Aim
Check each line of the listing below for the string "legend", and give only how many lines hold it.

---- The input

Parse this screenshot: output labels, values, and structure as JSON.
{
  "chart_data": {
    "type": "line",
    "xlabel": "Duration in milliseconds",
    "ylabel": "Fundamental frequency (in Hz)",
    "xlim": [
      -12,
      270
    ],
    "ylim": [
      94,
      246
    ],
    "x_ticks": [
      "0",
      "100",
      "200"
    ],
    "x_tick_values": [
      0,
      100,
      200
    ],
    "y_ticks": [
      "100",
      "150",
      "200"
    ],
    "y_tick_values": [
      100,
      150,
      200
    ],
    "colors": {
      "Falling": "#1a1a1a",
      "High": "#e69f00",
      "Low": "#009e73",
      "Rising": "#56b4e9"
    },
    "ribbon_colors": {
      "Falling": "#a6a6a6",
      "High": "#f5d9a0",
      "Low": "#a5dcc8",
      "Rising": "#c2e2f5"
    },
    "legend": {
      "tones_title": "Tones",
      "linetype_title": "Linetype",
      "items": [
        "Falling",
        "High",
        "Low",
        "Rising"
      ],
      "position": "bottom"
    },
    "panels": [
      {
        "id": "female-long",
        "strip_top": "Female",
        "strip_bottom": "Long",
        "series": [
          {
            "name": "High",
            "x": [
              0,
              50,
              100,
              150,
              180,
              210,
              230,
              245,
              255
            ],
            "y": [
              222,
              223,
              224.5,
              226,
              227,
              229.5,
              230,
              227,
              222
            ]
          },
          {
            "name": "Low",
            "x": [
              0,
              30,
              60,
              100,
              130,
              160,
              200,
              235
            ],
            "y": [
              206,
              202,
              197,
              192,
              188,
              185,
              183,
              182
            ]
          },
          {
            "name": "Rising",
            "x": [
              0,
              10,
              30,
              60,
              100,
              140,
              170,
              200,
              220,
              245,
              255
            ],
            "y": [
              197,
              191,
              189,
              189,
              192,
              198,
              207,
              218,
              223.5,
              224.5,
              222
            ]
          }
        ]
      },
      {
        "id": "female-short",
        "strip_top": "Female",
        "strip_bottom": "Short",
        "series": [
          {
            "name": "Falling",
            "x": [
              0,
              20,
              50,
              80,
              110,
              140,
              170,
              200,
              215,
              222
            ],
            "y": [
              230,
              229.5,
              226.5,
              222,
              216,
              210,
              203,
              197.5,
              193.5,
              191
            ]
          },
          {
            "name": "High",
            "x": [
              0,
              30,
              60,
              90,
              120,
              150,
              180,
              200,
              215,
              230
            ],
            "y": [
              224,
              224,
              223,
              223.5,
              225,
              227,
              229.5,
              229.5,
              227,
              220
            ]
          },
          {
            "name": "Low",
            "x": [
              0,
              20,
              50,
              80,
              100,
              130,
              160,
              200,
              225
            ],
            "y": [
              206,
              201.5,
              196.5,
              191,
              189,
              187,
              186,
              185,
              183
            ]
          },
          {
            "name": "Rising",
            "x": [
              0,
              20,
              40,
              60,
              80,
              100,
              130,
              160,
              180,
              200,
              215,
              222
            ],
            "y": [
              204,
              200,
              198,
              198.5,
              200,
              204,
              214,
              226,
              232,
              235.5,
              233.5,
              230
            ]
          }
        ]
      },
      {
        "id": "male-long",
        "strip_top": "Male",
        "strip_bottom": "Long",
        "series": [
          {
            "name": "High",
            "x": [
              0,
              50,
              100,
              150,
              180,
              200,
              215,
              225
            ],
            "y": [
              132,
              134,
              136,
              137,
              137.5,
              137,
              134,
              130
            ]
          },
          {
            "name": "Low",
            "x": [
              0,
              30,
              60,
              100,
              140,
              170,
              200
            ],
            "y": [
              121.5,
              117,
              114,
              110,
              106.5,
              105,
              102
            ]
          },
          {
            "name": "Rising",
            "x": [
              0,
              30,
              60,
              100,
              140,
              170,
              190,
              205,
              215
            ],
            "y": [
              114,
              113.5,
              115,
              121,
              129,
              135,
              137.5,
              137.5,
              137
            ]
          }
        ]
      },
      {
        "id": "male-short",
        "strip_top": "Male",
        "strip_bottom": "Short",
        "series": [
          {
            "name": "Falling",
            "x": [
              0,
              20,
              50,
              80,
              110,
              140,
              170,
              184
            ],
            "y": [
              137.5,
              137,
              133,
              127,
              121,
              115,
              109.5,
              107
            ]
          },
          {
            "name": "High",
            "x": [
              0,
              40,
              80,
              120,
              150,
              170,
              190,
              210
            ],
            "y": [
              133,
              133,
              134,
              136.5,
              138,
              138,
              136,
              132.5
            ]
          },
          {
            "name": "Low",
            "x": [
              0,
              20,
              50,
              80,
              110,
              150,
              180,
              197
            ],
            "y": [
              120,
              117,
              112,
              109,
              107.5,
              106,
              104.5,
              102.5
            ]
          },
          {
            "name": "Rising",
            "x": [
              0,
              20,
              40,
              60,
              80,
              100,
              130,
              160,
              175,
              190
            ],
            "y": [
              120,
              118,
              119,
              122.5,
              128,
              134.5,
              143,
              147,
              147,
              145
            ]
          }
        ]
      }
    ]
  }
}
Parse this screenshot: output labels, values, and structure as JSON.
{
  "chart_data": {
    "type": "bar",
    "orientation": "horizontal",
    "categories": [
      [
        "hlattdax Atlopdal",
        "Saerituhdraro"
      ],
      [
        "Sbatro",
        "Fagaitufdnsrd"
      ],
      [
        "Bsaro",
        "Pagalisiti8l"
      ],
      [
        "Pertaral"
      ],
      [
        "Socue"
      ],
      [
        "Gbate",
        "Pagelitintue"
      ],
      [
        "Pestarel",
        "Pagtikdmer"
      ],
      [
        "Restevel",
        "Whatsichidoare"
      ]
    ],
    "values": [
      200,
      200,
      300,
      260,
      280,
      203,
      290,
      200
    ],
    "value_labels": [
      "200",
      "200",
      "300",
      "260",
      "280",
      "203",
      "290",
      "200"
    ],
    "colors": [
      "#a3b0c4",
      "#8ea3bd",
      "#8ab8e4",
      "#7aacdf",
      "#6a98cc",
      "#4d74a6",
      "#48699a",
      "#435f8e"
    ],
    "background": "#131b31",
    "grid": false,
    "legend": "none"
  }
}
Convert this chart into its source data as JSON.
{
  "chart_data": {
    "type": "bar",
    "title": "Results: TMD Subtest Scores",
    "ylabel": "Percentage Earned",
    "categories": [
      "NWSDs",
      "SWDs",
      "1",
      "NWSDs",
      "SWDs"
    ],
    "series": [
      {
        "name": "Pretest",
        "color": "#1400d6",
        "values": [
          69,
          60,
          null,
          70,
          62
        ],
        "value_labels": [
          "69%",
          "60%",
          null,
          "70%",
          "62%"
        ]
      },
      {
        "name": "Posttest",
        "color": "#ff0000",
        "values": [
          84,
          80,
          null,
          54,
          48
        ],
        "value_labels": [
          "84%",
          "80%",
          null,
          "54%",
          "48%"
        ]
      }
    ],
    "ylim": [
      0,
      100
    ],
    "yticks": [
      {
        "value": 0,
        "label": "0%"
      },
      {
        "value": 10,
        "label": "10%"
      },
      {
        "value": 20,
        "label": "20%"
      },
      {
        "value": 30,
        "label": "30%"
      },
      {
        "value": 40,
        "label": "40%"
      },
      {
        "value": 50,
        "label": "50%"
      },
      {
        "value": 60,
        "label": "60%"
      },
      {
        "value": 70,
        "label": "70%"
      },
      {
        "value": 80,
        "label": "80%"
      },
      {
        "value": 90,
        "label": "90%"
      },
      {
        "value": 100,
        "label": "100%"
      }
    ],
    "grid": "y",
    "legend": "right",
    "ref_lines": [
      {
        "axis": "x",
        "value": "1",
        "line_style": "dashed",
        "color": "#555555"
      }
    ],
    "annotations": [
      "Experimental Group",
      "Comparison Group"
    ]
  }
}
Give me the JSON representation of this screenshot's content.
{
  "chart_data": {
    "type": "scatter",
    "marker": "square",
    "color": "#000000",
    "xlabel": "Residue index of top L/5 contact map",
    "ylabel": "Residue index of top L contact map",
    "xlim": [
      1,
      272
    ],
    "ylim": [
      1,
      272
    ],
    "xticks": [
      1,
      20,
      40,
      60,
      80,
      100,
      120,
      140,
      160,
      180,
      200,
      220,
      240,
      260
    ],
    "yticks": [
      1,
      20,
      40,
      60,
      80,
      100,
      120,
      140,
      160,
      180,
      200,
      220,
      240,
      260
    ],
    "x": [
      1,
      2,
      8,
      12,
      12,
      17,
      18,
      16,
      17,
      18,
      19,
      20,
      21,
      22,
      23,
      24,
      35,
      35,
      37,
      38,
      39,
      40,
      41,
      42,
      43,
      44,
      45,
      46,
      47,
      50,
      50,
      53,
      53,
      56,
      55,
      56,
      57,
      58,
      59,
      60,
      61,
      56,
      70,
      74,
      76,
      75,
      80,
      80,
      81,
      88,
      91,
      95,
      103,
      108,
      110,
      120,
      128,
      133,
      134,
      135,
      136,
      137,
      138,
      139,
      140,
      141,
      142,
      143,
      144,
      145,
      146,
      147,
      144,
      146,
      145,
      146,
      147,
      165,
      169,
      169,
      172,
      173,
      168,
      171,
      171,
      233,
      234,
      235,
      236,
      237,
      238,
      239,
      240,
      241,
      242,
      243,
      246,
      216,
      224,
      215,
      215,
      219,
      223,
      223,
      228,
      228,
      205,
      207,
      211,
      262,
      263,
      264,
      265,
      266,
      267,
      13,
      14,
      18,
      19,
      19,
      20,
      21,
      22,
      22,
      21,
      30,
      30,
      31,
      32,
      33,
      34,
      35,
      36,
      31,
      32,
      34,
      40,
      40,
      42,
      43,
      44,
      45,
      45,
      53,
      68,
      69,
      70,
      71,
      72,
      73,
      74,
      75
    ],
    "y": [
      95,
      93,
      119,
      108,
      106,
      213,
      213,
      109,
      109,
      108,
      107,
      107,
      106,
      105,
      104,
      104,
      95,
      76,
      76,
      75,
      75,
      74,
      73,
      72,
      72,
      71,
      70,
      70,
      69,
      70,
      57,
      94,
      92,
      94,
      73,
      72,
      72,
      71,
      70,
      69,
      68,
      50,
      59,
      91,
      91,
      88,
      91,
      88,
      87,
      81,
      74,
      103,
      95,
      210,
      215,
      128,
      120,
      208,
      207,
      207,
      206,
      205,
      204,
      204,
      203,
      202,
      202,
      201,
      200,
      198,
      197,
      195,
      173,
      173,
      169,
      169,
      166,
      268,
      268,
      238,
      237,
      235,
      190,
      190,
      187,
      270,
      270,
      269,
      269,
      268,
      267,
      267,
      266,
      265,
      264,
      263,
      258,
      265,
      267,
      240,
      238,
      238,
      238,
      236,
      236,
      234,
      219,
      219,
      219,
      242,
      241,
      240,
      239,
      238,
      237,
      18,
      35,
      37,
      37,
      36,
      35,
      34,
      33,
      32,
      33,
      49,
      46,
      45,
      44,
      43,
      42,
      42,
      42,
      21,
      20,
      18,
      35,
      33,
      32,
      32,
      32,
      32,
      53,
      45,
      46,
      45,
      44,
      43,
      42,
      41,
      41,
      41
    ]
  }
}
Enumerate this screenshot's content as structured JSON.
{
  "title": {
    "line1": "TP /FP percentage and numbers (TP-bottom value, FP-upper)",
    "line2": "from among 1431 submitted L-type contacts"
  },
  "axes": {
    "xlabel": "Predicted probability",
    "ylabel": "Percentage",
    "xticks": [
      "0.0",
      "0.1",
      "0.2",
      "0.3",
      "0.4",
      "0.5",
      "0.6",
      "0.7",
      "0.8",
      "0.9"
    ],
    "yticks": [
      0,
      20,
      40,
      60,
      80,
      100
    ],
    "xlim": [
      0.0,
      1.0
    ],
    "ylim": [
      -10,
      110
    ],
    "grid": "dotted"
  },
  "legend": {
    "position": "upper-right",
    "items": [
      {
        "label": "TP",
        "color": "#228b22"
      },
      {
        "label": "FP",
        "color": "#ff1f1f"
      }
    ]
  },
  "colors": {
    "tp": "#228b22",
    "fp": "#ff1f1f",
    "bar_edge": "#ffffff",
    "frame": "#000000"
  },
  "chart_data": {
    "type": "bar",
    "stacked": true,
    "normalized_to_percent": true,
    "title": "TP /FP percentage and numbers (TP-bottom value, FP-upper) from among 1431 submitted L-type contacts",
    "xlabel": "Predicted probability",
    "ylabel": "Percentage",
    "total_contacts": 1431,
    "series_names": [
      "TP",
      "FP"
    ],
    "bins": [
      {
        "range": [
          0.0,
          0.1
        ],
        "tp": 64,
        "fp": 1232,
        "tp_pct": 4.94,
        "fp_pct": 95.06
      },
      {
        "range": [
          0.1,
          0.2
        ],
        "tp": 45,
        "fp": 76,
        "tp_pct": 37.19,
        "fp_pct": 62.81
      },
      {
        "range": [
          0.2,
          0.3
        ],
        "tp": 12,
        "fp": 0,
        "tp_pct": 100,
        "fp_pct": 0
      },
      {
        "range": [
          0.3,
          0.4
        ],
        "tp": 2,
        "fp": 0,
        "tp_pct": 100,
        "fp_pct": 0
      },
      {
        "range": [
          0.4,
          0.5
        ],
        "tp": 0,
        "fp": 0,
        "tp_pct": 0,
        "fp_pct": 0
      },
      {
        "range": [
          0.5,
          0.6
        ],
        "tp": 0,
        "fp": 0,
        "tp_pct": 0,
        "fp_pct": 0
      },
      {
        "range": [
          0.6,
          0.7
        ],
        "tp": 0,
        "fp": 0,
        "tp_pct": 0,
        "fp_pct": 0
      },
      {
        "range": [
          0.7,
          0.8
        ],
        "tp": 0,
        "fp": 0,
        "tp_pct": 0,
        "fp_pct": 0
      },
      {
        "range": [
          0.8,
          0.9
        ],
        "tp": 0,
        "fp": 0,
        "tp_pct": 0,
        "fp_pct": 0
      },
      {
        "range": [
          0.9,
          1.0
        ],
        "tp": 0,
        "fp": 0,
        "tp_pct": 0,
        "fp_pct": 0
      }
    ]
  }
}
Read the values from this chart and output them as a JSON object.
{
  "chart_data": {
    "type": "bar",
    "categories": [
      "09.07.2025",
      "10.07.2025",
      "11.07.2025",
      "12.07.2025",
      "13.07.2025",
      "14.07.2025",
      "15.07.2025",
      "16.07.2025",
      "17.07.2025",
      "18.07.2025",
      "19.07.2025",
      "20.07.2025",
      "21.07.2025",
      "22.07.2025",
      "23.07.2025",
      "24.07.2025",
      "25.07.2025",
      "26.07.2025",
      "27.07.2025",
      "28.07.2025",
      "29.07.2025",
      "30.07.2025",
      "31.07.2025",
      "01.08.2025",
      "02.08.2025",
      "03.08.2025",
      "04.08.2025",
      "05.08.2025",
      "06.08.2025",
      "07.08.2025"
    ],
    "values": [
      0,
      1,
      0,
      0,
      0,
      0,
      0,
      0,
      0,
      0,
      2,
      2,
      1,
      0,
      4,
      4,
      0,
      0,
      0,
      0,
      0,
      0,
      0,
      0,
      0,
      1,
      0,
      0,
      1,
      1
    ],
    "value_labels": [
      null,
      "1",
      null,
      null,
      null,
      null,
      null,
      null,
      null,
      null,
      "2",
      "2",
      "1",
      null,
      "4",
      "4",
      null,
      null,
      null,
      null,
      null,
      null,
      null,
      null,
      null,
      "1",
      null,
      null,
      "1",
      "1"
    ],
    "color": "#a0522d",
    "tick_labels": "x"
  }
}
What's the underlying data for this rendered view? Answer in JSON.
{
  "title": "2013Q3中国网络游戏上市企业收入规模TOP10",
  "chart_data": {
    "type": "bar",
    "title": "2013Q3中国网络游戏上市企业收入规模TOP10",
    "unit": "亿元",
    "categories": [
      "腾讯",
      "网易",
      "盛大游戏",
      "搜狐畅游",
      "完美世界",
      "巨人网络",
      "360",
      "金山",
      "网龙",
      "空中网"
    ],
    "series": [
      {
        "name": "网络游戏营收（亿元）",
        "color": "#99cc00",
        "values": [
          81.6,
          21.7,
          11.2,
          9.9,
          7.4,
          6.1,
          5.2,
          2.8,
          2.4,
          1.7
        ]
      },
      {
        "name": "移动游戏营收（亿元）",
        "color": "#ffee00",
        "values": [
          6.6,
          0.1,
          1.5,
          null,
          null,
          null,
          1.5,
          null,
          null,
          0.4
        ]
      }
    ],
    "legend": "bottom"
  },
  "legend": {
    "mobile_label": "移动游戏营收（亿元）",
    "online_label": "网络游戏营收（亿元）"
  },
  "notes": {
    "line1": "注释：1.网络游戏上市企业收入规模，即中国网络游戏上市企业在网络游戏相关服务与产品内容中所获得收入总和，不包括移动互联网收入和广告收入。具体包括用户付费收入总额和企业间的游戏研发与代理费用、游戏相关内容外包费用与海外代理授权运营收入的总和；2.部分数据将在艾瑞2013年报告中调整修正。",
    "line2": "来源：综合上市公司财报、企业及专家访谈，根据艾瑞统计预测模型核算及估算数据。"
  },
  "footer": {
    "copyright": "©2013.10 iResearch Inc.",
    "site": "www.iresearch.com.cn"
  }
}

--------

Solved problem
6